_Material supplied:_
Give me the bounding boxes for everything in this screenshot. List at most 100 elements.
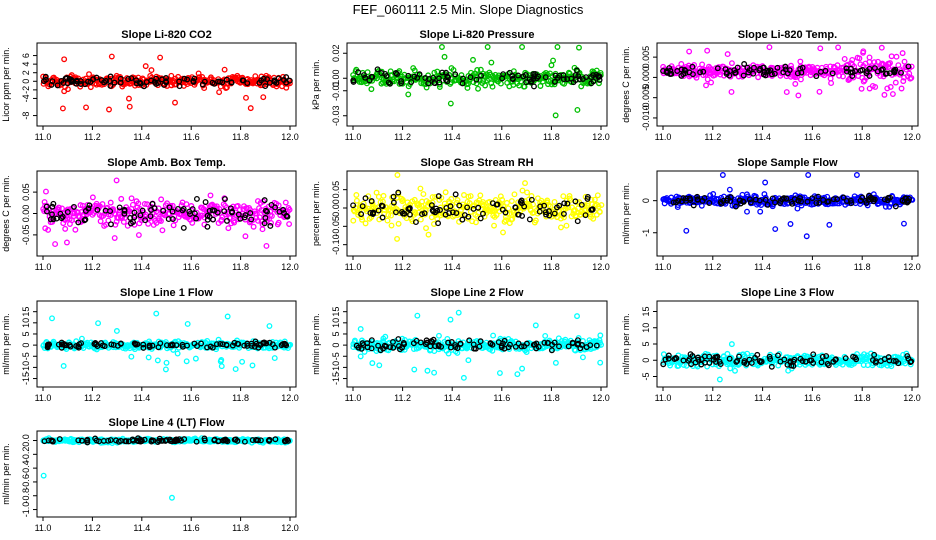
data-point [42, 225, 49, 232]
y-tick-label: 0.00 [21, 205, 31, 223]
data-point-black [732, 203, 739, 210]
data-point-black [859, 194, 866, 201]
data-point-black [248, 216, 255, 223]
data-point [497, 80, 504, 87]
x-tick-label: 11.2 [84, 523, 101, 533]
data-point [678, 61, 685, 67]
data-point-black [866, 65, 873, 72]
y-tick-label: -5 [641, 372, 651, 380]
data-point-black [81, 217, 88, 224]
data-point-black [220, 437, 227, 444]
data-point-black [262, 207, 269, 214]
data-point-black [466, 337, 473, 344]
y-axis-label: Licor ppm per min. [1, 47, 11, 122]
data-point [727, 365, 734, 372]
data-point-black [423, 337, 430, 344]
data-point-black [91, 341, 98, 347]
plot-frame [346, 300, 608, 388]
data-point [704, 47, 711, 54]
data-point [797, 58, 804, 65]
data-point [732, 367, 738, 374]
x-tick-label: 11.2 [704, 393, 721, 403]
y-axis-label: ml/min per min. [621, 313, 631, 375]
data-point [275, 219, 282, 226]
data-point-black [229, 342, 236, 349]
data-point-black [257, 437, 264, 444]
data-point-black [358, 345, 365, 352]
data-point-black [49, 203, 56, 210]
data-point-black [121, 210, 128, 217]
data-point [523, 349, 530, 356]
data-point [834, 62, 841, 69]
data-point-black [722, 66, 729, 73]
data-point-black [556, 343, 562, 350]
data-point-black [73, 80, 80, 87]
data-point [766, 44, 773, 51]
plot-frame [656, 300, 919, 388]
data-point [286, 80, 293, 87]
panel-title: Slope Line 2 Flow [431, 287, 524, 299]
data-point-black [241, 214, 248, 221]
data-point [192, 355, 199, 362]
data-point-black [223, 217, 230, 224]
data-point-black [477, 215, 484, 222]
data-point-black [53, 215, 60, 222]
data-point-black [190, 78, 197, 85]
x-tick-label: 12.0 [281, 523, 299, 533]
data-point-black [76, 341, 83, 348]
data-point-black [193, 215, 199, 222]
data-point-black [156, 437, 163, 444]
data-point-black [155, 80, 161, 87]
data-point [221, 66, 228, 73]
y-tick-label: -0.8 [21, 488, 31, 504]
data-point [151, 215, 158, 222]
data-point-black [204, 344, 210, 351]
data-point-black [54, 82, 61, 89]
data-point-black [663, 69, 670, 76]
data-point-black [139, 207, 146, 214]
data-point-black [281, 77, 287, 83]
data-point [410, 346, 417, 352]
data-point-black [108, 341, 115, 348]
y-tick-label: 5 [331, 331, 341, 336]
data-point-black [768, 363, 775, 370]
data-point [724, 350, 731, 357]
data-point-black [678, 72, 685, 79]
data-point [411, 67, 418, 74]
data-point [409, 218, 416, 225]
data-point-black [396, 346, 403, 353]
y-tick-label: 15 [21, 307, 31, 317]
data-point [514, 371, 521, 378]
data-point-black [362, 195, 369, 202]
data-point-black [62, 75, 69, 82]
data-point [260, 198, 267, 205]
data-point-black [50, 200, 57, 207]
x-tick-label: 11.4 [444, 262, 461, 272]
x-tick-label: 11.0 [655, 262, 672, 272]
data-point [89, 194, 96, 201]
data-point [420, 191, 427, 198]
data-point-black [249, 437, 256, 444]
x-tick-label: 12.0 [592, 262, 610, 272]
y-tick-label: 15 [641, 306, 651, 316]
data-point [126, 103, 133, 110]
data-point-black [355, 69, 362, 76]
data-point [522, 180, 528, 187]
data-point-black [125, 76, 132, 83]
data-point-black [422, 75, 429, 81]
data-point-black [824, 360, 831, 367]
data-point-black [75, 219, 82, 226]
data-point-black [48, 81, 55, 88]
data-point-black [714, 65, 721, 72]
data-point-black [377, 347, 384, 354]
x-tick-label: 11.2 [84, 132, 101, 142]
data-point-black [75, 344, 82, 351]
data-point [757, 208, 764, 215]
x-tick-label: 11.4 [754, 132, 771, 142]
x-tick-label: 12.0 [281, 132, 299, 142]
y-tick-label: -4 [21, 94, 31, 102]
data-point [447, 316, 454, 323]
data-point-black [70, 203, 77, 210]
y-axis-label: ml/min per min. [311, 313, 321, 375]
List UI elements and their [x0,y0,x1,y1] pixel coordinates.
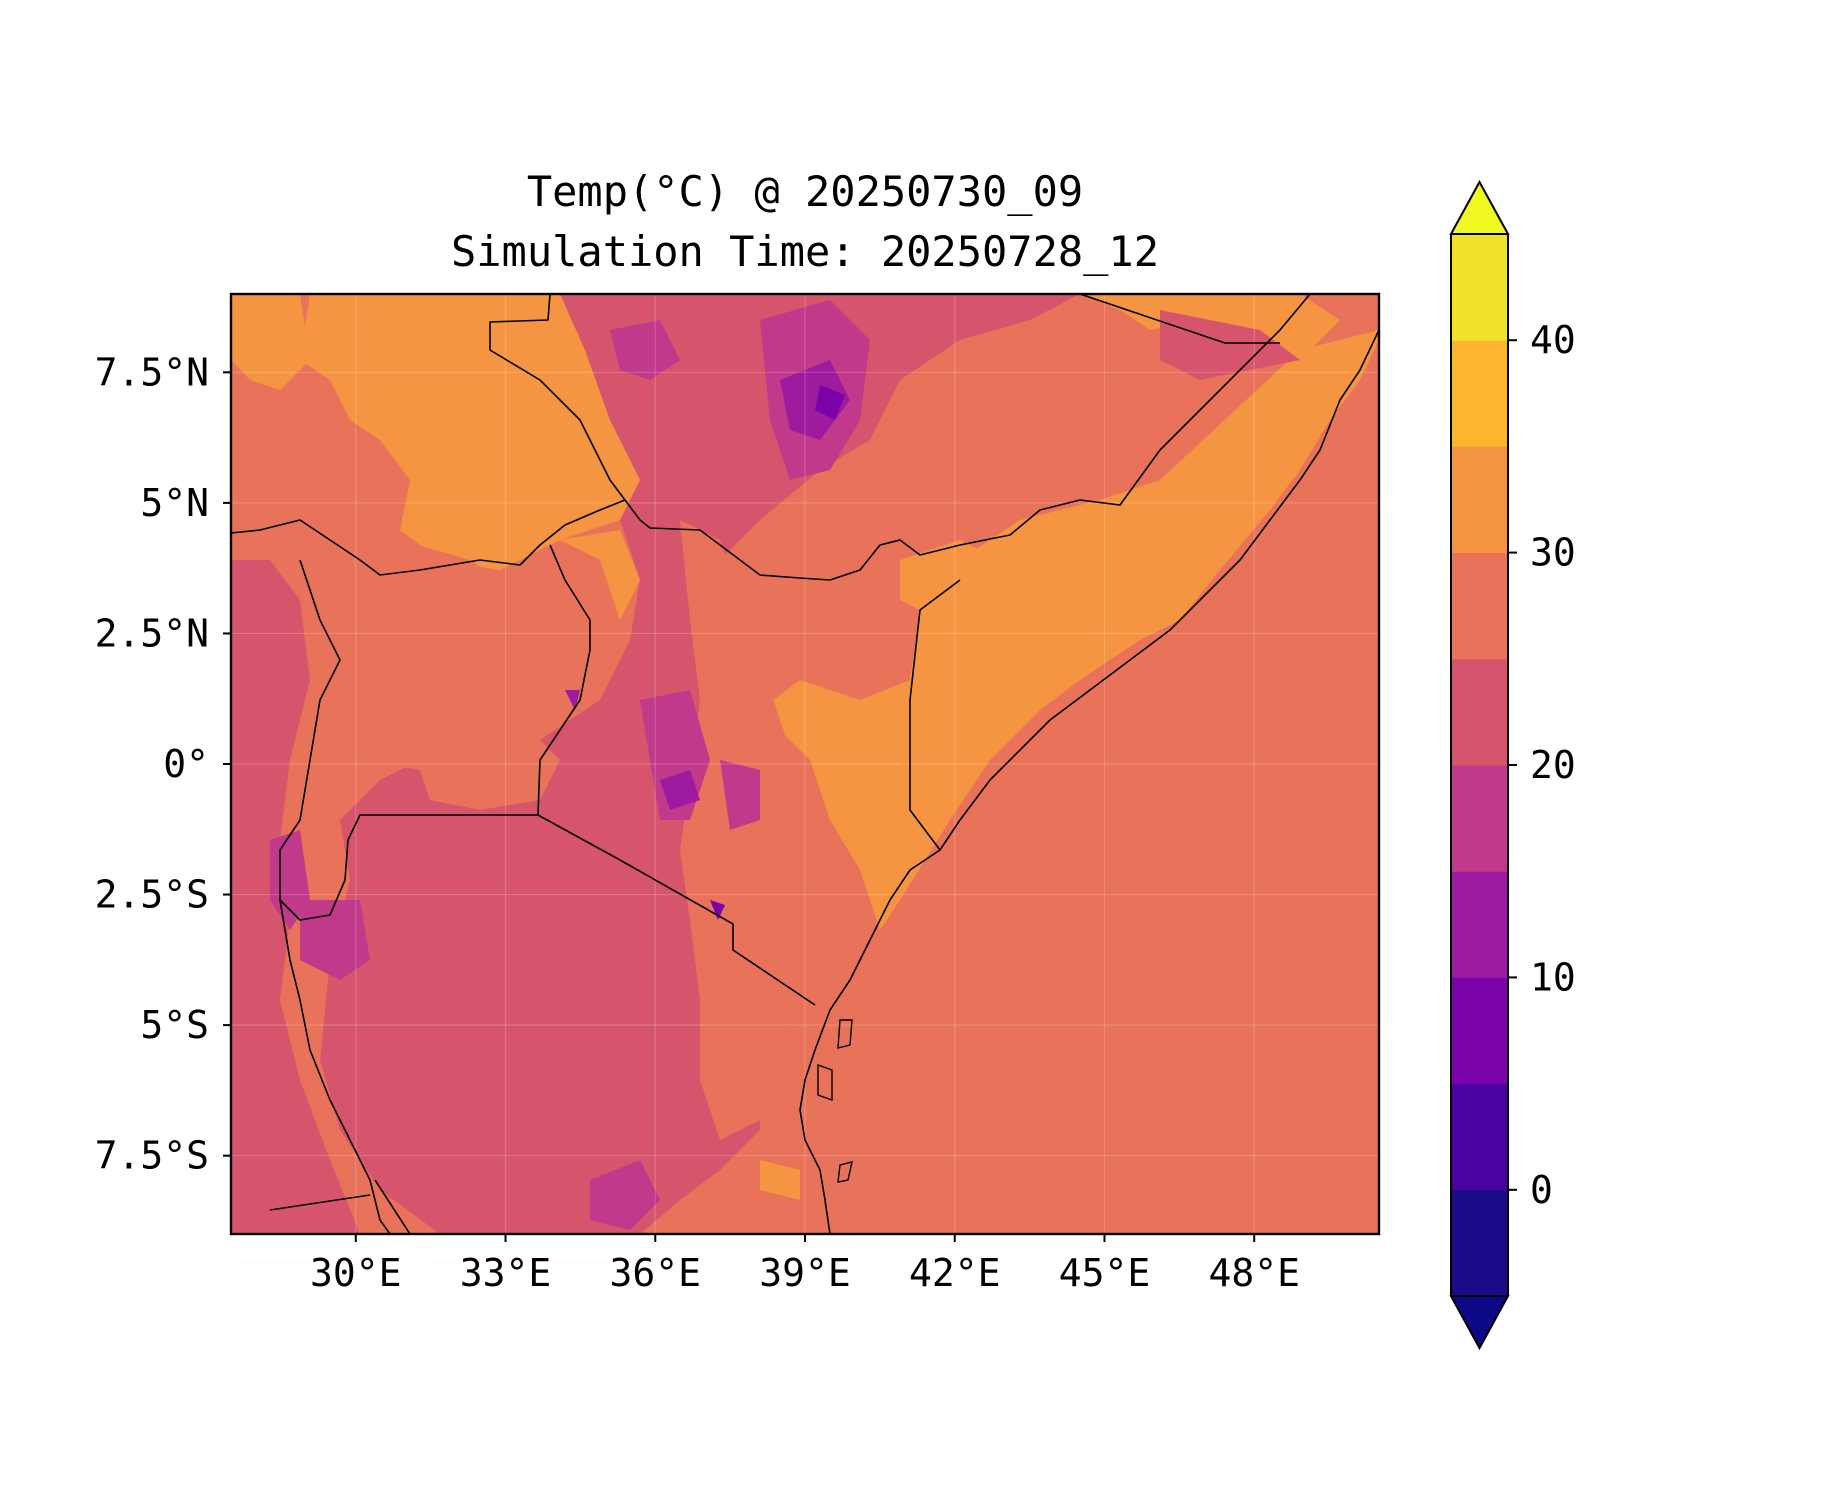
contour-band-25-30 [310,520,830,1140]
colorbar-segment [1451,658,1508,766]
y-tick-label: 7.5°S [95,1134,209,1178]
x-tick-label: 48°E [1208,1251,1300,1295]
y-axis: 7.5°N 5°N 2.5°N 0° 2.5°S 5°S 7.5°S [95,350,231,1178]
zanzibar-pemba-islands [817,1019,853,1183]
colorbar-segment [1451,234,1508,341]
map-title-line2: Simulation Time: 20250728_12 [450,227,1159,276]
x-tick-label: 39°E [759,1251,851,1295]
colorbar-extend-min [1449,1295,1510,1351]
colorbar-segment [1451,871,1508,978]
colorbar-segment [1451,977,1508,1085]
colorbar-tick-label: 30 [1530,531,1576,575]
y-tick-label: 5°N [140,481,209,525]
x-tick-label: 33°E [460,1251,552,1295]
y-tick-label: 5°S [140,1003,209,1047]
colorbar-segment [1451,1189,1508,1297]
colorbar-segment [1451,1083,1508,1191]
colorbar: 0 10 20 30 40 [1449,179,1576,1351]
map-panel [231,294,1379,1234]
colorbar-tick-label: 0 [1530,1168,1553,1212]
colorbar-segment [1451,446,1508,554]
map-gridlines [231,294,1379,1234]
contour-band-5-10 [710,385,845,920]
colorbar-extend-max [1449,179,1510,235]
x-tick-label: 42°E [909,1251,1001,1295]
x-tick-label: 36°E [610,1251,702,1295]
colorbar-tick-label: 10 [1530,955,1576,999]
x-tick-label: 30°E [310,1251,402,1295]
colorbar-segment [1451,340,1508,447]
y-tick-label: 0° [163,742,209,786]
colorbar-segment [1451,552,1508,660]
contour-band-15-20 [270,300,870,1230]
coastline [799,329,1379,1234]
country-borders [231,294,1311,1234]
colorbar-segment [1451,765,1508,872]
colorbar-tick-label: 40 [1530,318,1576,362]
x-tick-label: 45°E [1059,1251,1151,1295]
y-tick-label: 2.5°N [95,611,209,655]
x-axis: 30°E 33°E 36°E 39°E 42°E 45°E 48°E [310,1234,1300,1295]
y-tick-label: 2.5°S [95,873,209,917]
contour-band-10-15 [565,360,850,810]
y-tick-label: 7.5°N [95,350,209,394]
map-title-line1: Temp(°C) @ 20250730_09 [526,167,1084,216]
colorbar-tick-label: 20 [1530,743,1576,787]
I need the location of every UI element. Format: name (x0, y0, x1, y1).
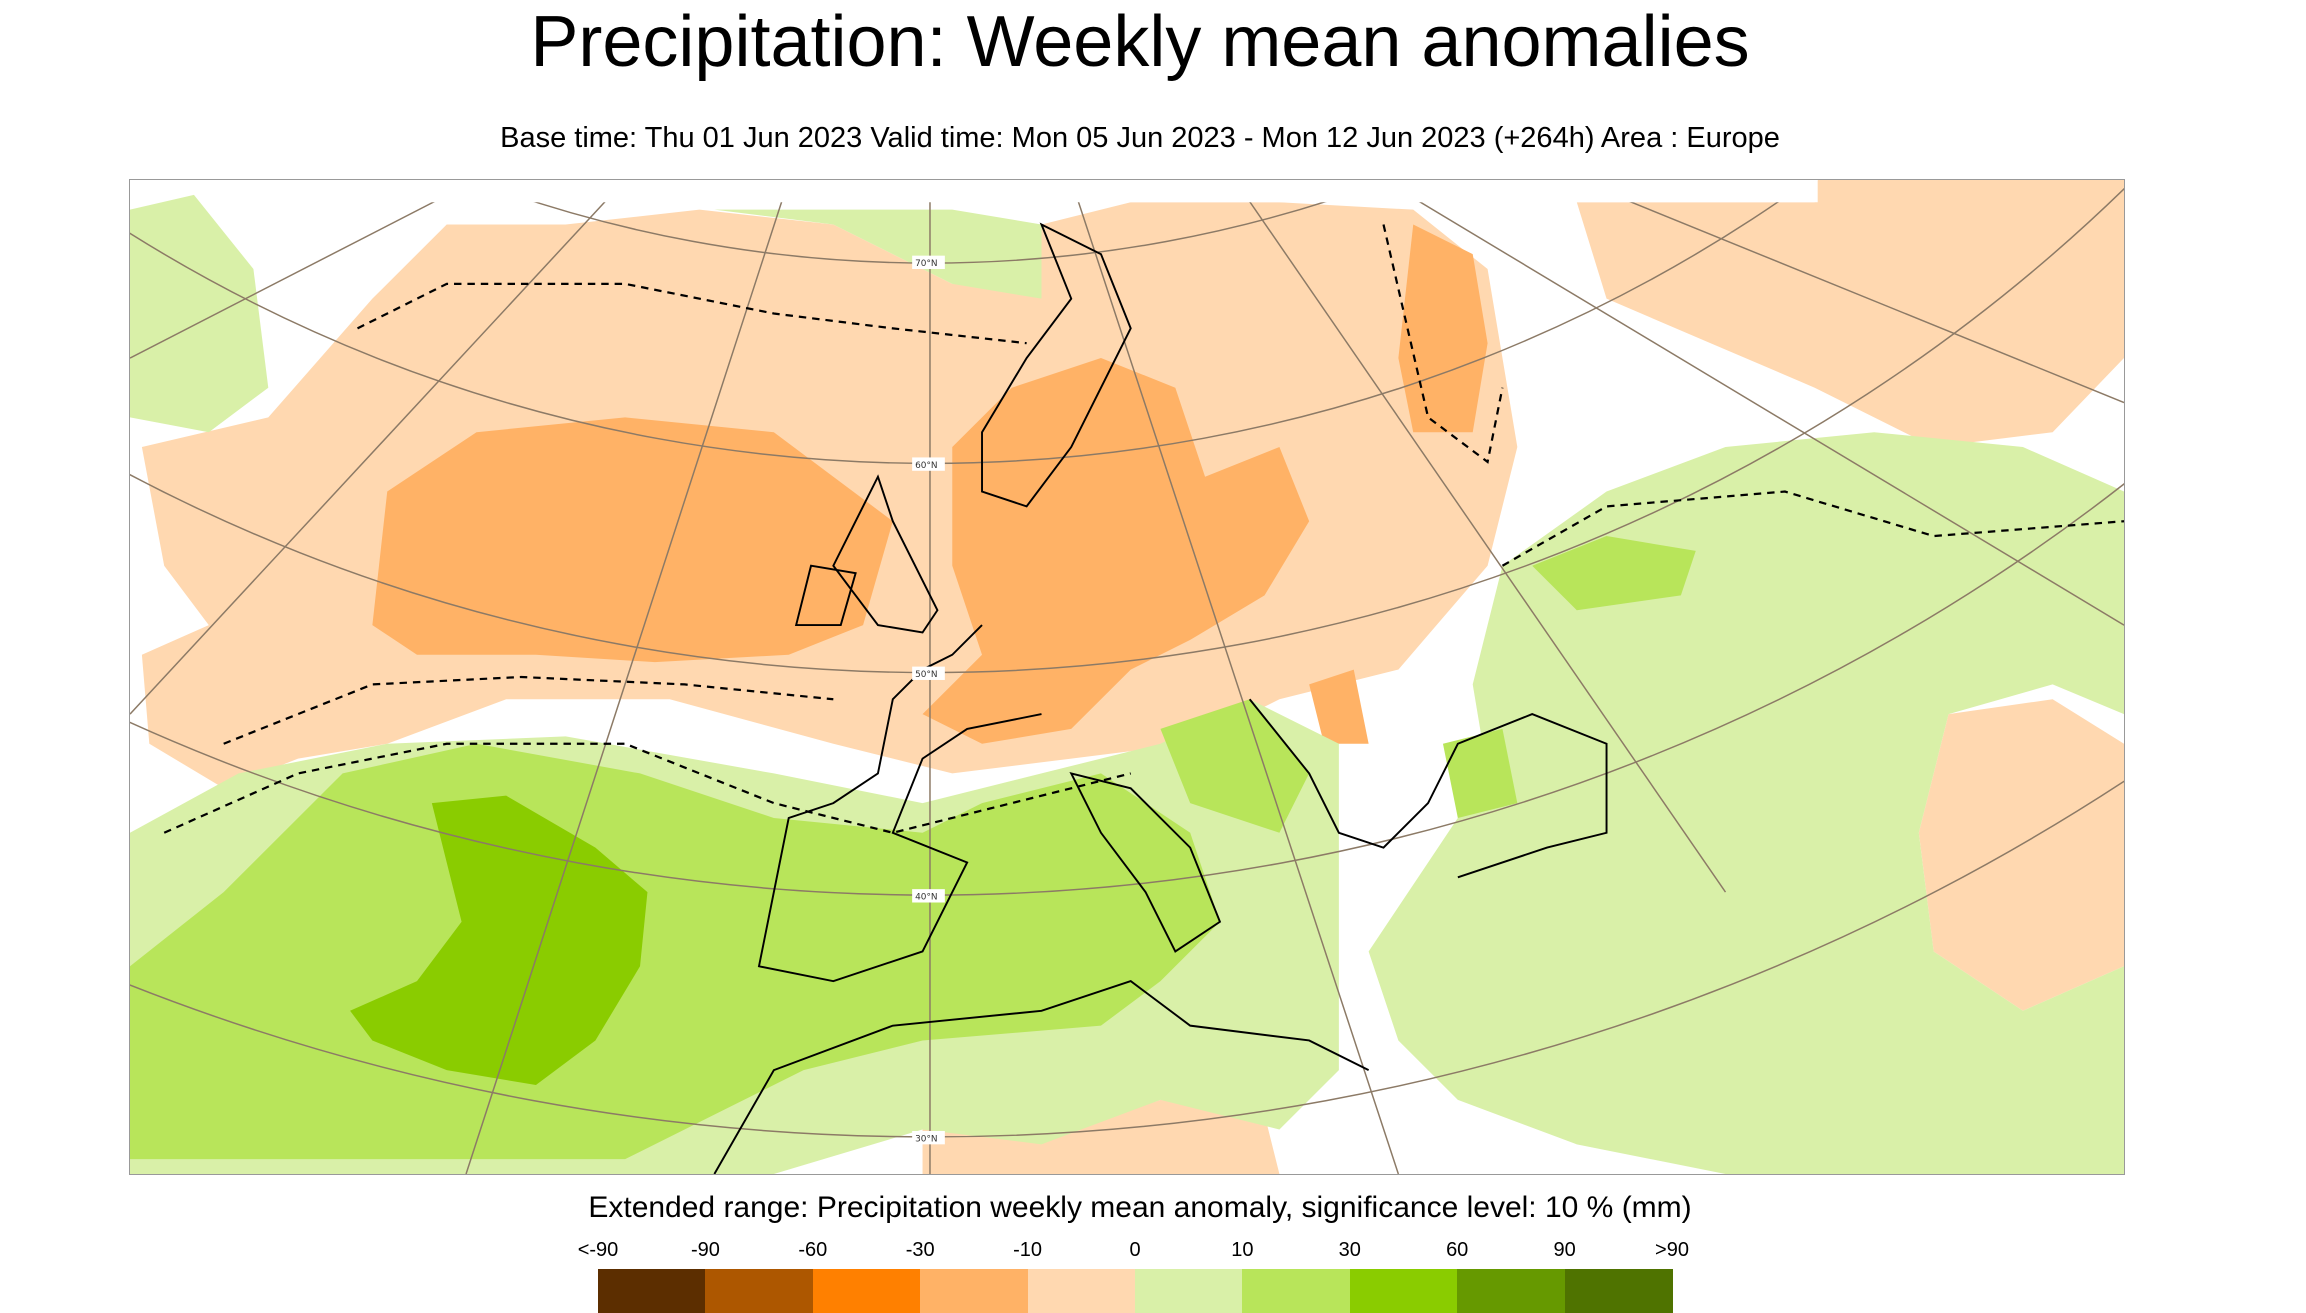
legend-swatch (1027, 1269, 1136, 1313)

_Exercise:_
Please rewrite the lines from the one containing "contour-band-25-30 [310,520,830,1140]" up to and including the one containing "colorbar-tick-label: 40 [1530,318,1576,362]" as a numbered list, leaving out any blank lines.

_Response below:_
1. contour-band-25-30 [310,520,830,1140]
2. colorbar-segment [1451,658,1508,766]
3. y-tick-label: 7.5°S [95,1134,209,1178]
4. x-tick-label: 48°E [1208,1251,1300,1295]
5. y-axis: 7.5°N 5°N 2.5°N 0° 2.5°S 5°S 7.5°S [95,350,231,1178]
6. zanzibar-pemba-islands [817,1019,853,1183]
7. colorbar-segment [1451,234,1508,341]
8. map-title-line2: Simulation Time: 20250728_12 [450,227,1159,276]
9. x-tick-label: 39°E [759,1251,851,1295]
10. colorbar-extend-min [1449,1295,1510,1351]
11. colorbar-segment [1451,871,1508,978]
12. colorbar-segment [1451,977,1508,1085]
13. colorbar-tick-label: 30 [1530,531,1576,575]
14. y-tick-label: 5°N [140,481,209,525]
15. x-tick-label: 33°E [460,1251,552,1295]
16. y-tick-label: 5°S [140,1003,209,1047]
17. colorbar-segment [1451,1189,1508,1297]
18. colorbar-segment [1451,1083,1508,1191]
19. colorbar: 0 10 20 30 40 [1449,179,1576,1351]
20. map-panel [231,294,1379,1234]
21. colorbar-tick-label: 0 [1530,1168,1553,1212]
22. colorbar-segment [1451,446,1508,554]
23. map-gridlines [231,294,1379,1234]
24. contour-band-5-10 [710,385,845,920]
25. colorbar-extend-max [1449,179,1510,235]
26. x-tick-label: 42°E [909,1251,1001,1295]
27. x-tick-label: 36°E [610,1251,702,1295]
28. colorbar-tick-label: 10 [1530,955,1576,999]
29. x-tick-label: 30°E [310,1251,402,1295]
30. colorbar-segment [1451,340,1508,447]
31. y-tick-label: 0° [163,742,209,786]
32. colorbar-segment [1451,552,1508,660]
33. contour-band-15-20 [270,300,870,1230]
34. coastline [799,329,1379,1234]
35. country-borders [231,294,1311,1234]
36. colorbar-segment [1451,765,1508,872]
37. colorbar-tick-label: 40 [1530,318,1576,362]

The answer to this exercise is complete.